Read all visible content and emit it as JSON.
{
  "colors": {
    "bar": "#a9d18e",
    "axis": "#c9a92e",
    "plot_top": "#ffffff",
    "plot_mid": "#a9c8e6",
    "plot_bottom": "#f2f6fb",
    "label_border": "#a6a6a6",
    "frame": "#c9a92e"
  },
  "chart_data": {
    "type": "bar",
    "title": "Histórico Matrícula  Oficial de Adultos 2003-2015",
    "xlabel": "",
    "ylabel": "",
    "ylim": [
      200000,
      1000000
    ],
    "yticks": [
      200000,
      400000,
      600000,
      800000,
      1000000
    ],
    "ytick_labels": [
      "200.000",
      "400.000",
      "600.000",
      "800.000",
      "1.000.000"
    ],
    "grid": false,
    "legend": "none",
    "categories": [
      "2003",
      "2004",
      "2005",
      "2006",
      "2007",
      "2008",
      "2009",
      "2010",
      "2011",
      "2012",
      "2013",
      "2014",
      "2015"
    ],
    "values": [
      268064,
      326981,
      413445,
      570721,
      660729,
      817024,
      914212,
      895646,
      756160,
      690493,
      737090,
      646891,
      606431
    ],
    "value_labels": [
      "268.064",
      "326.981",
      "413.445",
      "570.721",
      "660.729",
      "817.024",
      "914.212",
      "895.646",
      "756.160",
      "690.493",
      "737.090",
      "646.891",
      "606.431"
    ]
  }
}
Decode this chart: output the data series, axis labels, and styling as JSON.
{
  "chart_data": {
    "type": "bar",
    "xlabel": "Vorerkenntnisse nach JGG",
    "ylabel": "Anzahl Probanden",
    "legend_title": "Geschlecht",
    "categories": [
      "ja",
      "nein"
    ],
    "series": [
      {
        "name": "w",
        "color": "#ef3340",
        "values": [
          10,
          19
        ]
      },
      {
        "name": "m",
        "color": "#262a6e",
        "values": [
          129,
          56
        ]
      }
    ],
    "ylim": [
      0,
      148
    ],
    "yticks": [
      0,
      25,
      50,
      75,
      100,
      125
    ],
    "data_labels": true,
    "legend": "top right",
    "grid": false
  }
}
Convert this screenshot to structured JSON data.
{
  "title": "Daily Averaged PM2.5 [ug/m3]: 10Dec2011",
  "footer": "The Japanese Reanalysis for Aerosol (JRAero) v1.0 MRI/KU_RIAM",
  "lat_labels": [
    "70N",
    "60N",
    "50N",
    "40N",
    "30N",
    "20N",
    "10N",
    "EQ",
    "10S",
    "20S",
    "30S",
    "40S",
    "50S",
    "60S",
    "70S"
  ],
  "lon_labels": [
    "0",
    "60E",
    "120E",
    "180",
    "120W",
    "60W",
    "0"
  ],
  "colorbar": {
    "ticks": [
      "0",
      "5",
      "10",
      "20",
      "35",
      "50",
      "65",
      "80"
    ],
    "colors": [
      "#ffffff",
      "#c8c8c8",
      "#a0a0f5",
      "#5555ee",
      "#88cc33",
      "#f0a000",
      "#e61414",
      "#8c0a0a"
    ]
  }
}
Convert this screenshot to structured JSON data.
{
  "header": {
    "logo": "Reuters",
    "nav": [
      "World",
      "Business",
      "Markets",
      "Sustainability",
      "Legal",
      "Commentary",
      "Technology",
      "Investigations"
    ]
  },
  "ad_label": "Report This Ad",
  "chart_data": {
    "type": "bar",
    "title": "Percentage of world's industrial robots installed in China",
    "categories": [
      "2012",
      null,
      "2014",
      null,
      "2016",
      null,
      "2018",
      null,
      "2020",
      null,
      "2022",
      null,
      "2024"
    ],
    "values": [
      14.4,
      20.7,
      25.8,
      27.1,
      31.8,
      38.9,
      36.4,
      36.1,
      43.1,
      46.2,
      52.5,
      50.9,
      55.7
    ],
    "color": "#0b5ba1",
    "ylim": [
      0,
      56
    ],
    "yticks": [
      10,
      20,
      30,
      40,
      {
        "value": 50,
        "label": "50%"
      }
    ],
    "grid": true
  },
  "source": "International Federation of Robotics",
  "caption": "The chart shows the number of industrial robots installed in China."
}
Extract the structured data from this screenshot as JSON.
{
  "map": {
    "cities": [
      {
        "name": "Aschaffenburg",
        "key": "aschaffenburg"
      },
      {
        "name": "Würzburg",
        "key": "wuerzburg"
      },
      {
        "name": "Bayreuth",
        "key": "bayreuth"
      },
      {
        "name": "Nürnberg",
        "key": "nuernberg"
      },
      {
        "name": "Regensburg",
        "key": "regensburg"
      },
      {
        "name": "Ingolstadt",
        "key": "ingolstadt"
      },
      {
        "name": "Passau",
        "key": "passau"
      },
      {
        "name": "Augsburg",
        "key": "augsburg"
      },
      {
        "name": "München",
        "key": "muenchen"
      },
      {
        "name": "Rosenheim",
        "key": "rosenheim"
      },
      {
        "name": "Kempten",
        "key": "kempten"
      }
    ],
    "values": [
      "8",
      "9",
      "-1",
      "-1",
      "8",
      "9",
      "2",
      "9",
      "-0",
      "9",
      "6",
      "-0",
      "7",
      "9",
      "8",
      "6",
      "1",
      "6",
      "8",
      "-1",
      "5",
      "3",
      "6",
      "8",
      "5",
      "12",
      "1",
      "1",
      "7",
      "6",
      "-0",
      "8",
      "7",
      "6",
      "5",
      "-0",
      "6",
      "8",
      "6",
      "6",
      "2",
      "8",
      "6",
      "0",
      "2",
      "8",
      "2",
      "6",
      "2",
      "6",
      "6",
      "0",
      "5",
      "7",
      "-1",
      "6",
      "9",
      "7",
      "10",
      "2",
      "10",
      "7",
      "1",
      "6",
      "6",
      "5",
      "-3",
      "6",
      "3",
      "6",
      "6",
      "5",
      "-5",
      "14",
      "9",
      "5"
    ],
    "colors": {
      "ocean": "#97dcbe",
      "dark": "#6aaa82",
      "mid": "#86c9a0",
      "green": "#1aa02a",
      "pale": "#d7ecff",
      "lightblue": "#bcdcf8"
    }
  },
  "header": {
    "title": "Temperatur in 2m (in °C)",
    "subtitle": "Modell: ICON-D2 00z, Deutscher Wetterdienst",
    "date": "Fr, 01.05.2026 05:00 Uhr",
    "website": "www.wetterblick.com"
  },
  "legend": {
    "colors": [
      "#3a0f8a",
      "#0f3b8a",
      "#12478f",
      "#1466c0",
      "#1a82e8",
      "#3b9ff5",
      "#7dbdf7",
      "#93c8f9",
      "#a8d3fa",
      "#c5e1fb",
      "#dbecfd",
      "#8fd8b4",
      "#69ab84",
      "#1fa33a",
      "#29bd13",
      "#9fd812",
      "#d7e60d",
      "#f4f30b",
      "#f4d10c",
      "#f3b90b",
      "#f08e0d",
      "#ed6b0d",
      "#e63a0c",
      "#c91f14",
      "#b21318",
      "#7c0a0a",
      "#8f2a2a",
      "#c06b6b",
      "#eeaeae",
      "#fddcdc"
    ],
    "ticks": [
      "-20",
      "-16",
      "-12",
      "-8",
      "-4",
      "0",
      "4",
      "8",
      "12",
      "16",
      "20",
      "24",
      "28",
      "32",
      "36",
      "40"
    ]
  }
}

•••

■ **Your objective**: Repeat the records above exactly as they appear.

■ **The completed task**:
Read all visible content and emit it as JSON.
{
  "colors": {
    "bar": "#a9d18e",
    "axis": "#c9a92e",
    "plot_top": "#ffffff",
    "plot_mid": "#a9c8e6",
    "plot_bottom": "#f2f6fb",
    "label_border": "#a6a6a6",
    "frame": "#c9a92e"
  },
  "chart_data": {
    "type": "bar",
    "title": "Histórico Matrícula  Oficial de Adultos 2003-2015",
    "xlabel": "",
    "ylabel": "",
    "ylim": [
      200000,
      1000000
    ],
    "yticks": [
      200000,
      400000,
      600000,
      800000,
      1000000
    ],
    "ytick_labels": [
      "200.000",
      "400.000",
      "600.000",
      "800.000",
      "1.000.000"
    ],
    "grid": false,
    "legend": "none",
    "categories": [
      "2003",
      "2004",
      "2005",
      "2006",
      "2007",
      "2008",
      "2009",
      "2010",
      "2011",
      "2012",
      "2013",
      "2014",
      "2015"
    ],
    "values": [
      268064,
      326981,
      413445,
      570721,
      660729,
      817024,
      914212,
      895646,
      756160,
      690493,
      737090,
      646891,
      606431
    ],
    "value_labels": [
      "268.064",
      "326.981",
      "413.445",
      "570.721",
      "660.729",
      "817.024",
      "914.212",
      "895.646",
      "756.160",
      "690.493",
      "737.090",
      "646.891",
      "606.431"
    ]
  }
}
Decode this chart: output the data series, axis labels, and styling as JSON.
{
  "chart_data": {
    "type": "bar",
    "xlabel": "Vorerkenntnisse nach JGG",
    "ylabel": "Anzahl Probanden",
    "legend_title": "Geschlecht",
    "categories": [
      "ja",
      "nein"
    ],
    "series": [
      {
        "name": "w",
        "color": "#ef3340",
        "values": [
          10,
          19
        ]
      },
      {
        "name": "m",
        "color": "#262a6e",
        "values": [
          129,
          56
        ]
      }
    ],
    "ylim": [
      0,
      148
    ],
    "yticks": [
      0,
      25,
      50,
      75,
      100,
      125
    ],
    "data_labels": true,
    "legend": "top right",
    "grid": false
  }
}
Convert this screenshot to structured JSON data.
{
  "title": "Daily Averaged PM2.5 [ug/m3]: 10Dec2011",
  "footer": "The Japanese Reanalysis for Aerosol (JRAero) v1.0 MRI/KU_RIAM",
  "lat_labels": [
    "70N",
    "60N",
    "50N",
    "40N",
    "30N",
    "20N",
    "10N",
    "EQ",
    "10S",
    "20S",
    "30S",
    "40S",
    "50S",
    "60S",
    "70S"
  ],
  "lon_labels": [
    "0",
    "60E",
    "120E",
    "180",
    "120W",
    "60W",
    "0"
  ],
  "colorbar": {
    "ticks": [
      "0",
      "5",
      "10",
      "20",
      "35",
      "50",
      "65",
      "80"
    ],
    "colors": [
      "#ffffff",
      "#c8c8c8",
      "#a0a0f5",
      "#5555ee",
      "#88cc33",
      "#f0a000",
      "#e61414",
      "#8c0a0a"
    ]
  }
}
Convert this screenshot to structured JSON data.
{
  "header": {
    "logo": "Reuters",
    "nav": [
      "World",
      "Business",
      "Markets",
      "Sustainability",
      "Legal",
      "Commentary",
      "Technology",
      "Investigations"
    ]
  },
  "ad_label": "Report This Ad",
  "chart_data": {
    "type": "bar",
    "title": "Percentage of world's industrial robots installed in China",
    "categories": [
      "2012",
      null,
      "2014",
      null,
      "2016",
      null,
      "2018",
      null,
      "2020",
      null,
      "2022",
      null,
      "2024"
    ],
    "values": [
      14.4,
      20.7,
      25.8,
      27.1,
      31.8,
      38.9,
      36.4,
      36.1,
      43.1,
      46.2,
      52.5,
      50.9,
      55.7
    ],
    "color": "#0b5ba1",
    "ylim": [
      0,
      56
    ],
    "yticks": [
      10,
      20,
      30,
      40,
      {
        "value": 50,
        "label": "50%"
      }
    ],
    "grid": true
  },
  "source": "International Federation of Robotics",
  "caption": "The chart shows the number of industrial robots installed in China."
}
Extract the structured data from this screenshot as JSON.
{
  "map": {
    "cities": [
      {
        "name": "Aschaffenburg",
        "key": "aschaffenburg"
      },
      {
        "name": "Würzburg",
        "key": "wuerzburg"
      },
      {
        "name": "Bayreuth",
        "key": "bayreuth"
      },
      {
        "name": "Nürnberg",
        "key": "nuernberg"
      },
      {
        "name": "Regensburg",
        "key": "regensburg"
      },
      {
        "name": "Ingolstadt",
        "key": "ingolstadt"
      },
      {
        "name": "Passau",
        "key": "passau"
      },
      {
        "name": "Augsburg",
        "key": "augsburg"
      },
      {
        "name": "München",
        "key": "muenchen"
      },
      {
        "name": "Rosenheim",
        "key": "rosenheim"
      },
      {
        "name": "Kempten",
        "key": "kempten"
      }
    ],
    "values": [
      "8",
      "9",
      "-1",
      "-1",
      "8",
      "9",
      "2",
      "9",
      "-0",
      "9",
      "6",
      "-0",
      "7",
      "9",
      "8",
      "6",
      "1",
      "6",
      "8",
      "-1",
      "5",
      "3",
      "6",
      "8",
      "5",
      "12",
      "1",
      "1",
      "7",
      "6",
      "-0",
      "8",
      "7",
      "6",
      "5",
      "-0",
      "6",
      "8",
      "6",
      "6",
      "2",
      "8",
      "6",
      "0",
      "2",
      "8",
      "2",
      "6",
      "2",
      "6",
      "6",
      "0",
      "5",
      "7",
      "-1",
      "6",
      "9",
      "7",
      "10",
      "2",
      "10",
      "7",
      "1",
      "6",
      "6",
      "5",
      "-3",
      "6",
      "3",
      "6",
      "6",
      "5",
      "-5",
      "14",
      "9",
      "5"
    ],
    "colors": {
      "ocean": "#97dcbe",
      "dark": "#6aaa82",
      "mid": "#86c9a0",
      "green": "#1aa02a",
      "pale": "#d7ecff",
      "lightblue": "#bcdcf8"
    }
  },
  "header": {
    "title": "Temperatur in 2m (in °C)",
    "subtitle": "Modell: ICON-D2 00z, Deutscher Wetterdienst",
    "date": "Fr, 01.05.2026 05:00 Uhr",
    "website": "www.wetterblick.com"
  },
  "legend": {
    "colors": [
      "#3a0f8a",
      "#0f3b8a",
      "#12478f",
      "#1466c0",
      "#1a82e8",
      "#3b9ff5",
      "#7dbdf7",
      "#93c8f9",
      "#a8d3fa",
      "#c5e1fb",
      "#dbecfd",
      "#8fd8b4",
      "#69ab84",
      "#1fa33a",
      "#29bd13",
      "#9fd812",
      "#d7e60d",
      "#f4f30b",
      "#f4d10c",
      "#f3b90b",
      "#f08e0d",
      "#ed6b0d",
      "#e63a0c",
      "#c91f14",
      "#b21318",
      "#7c0a0a",
      "#8f2a2a",
      "#c06b6b",
      "#eeaeae",
      "#fddcdc"
    ],
    "ticks": [
      "-20",
      "-16",
      "-12",
      "-8",
      "-4",
      "0",
      "4",
      "8",
      "12",
      "16",
      "20",
      "24",
      "28",
      "32",
      "36",
      "40"
    ]
  }
}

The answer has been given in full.